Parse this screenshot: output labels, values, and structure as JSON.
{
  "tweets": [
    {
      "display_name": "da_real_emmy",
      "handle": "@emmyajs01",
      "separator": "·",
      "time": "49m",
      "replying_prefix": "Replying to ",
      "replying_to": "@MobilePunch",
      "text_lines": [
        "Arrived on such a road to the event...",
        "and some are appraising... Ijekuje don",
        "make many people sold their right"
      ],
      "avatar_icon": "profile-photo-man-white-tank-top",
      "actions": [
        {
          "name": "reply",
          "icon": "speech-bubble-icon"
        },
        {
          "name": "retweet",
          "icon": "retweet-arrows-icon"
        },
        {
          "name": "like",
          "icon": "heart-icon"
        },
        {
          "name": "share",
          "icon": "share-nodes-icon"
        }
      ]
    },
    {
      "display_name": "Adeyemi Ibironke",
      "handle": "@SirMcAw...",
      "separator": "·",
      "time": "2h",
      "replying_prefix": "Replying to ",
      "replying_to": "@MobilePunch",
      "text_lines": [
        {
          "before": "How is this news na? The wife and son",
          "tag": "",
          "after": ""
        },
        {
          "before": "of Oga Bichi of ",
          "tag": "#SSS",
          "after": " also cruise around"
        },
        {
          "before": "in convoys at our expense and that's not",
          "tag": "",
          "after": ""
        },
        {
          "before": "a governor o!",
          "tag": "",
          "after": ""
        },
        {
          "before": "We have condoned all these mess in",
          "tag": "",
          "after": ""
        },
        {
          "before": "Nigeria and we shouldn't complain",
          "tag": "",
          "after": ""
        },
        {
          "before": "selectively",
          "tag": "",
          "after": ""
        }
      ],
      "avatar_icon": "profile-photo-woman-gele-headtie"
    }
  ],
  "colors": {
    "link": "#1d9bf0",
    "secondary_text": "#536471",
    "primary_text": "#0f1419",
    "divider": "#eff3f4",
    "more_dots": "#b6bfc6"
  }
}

++++++++++++++++++++

EXERCISE DETAILS: Find the lines containing "before" and list every one of them.

COMPLETE ANSWER:
          "before": "How is this news na? The wife and son",
          "before": "of Oga Bichi of ",
          "before": "in convoys at our expense and that's not",
          "before": "a governor o!",
          "before": "We have condoned all these mess in",
          "before": "Nigeria and we shouldn't complain",
          "before": "selectively",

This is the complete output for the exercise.